What the task asks.
Using the listing below, extract each line that has the word "DICIEMBRE" in it.

Information given.
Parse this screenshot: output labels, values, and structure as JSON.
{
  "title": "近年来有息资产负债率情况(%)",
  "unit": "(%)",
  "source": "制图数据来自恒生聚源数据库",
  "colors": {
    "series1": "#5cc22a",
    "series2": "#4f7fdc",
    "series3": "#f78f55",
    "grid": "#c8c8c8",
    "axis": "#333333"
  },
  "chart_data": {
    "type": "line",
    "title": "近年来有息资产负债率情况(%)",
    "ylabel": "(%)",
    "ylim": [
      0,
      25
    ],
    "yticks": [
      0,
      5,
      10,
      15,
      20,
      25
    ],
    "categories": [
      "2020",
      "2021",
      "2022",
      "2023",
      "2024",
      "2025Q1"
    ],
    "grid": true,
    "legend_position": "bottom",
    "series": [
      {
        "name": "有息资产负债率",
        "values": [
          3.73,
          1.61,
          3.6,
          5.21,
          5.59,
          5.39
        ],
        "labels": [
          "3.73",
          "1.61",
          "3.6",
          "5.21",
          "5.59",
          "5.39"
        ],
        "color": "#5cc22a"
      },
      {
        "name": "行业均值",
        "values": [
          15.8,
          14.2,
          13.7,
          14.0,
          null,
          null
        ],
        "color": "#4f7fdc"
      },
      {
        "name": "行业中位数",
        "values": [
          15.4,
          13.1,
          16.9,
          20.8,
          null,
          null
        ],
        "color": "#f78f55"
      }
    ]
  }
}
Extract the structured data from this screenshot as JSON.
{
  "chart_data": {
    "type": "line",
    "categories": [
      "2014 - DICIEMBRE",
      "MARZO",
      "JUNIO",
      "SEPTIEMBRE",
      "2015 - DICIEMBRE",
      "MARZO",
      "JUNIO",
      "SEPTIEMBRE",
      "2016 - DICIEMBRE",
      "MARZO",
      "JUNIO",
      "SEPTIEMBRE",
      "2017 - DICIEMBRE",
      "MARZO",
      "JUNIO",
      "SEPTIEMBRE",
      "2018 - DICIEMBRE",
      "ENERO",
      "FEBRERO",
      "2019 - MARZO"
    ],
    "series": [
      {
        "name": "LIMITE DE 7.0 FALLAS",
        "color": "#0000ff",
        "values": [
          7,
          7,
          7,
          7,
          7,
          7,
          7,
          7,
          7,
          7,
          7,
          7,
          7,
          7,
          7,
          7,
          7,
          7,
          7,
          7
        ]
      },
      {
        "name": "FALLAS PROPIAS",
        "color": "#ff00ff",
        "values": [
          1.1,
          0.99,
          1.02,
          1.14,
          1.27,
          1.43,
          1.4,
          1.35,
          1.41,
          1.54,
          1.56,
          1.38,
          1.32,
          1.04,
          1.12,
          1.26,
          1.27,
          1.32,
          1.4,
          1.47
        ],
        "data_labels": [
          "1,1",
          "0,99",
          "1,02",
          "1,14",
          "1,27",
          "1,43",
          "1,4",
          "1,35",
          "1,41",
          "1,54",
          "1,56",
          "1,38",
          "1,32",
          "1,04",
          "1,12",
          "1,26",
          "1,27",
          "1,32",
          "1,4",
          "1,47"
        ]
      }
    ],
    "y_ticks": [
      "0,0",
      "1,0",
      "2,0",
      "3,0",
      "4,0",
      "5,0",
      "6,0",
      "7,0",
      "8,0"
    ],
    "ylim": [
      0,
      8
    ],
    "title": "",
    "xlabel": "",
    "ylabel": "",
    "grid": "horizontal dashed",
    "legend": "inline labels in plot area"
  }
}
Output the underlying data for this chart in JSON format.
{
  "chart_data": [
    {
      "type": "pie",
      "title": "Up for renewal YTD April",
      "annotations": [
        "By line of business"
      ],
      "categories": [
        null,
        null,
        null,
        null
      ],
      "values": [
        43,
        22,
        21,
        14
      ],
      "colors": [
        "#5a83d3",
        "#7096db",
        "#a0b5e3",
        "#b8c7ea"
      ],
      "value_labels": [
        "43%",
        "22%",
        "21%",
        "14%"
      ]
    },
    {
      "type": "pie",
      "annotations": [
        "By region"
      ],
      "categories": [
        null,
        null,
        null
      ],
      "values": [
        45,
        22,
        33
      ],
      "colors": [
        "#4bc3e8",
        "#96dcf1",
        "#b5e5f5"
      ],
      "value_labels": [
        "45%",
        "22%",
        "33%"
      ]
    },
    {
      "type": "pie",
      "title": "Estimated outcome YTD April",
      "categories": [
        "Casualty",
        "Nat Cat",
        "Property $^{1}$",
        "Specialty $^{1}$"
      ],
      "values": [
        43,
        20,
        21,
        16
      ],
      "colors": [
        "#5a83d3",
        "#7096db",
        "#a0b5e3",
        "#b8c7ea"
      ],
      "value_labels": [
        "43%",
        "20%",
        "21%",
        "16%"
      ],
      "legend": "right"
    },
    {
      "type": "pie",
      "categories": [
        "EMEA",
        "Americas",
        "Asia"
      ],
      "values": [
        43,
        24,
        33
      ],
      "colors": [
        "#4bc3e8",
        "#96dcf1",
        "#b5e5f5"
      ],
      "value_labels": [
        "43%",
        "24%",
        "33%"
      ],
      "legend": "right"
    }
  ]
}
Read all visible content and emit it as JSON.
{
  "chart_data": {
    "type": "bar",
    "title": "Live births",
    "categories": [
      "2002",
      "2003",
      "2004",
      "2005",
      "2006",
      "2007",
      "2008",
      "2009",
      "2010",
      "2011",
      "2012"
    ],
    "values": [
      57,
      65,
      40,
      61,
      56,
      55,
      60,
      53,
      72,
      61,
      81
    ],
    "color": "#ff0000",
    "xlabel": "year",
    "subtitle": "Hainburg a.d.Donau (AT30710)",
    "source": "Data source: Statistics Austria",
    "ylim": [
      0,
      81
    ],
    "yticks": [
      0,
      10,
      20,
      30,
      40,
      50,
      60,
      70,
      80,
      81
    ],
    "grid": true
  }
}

The solution.
      "2014 - DICIEMBRE",
      "2015 - DICIEMBRE",
      "2016 - DICIEMBRE",
      "2017 - DICIEMBRE",
      "2018 - DICIEMBRE",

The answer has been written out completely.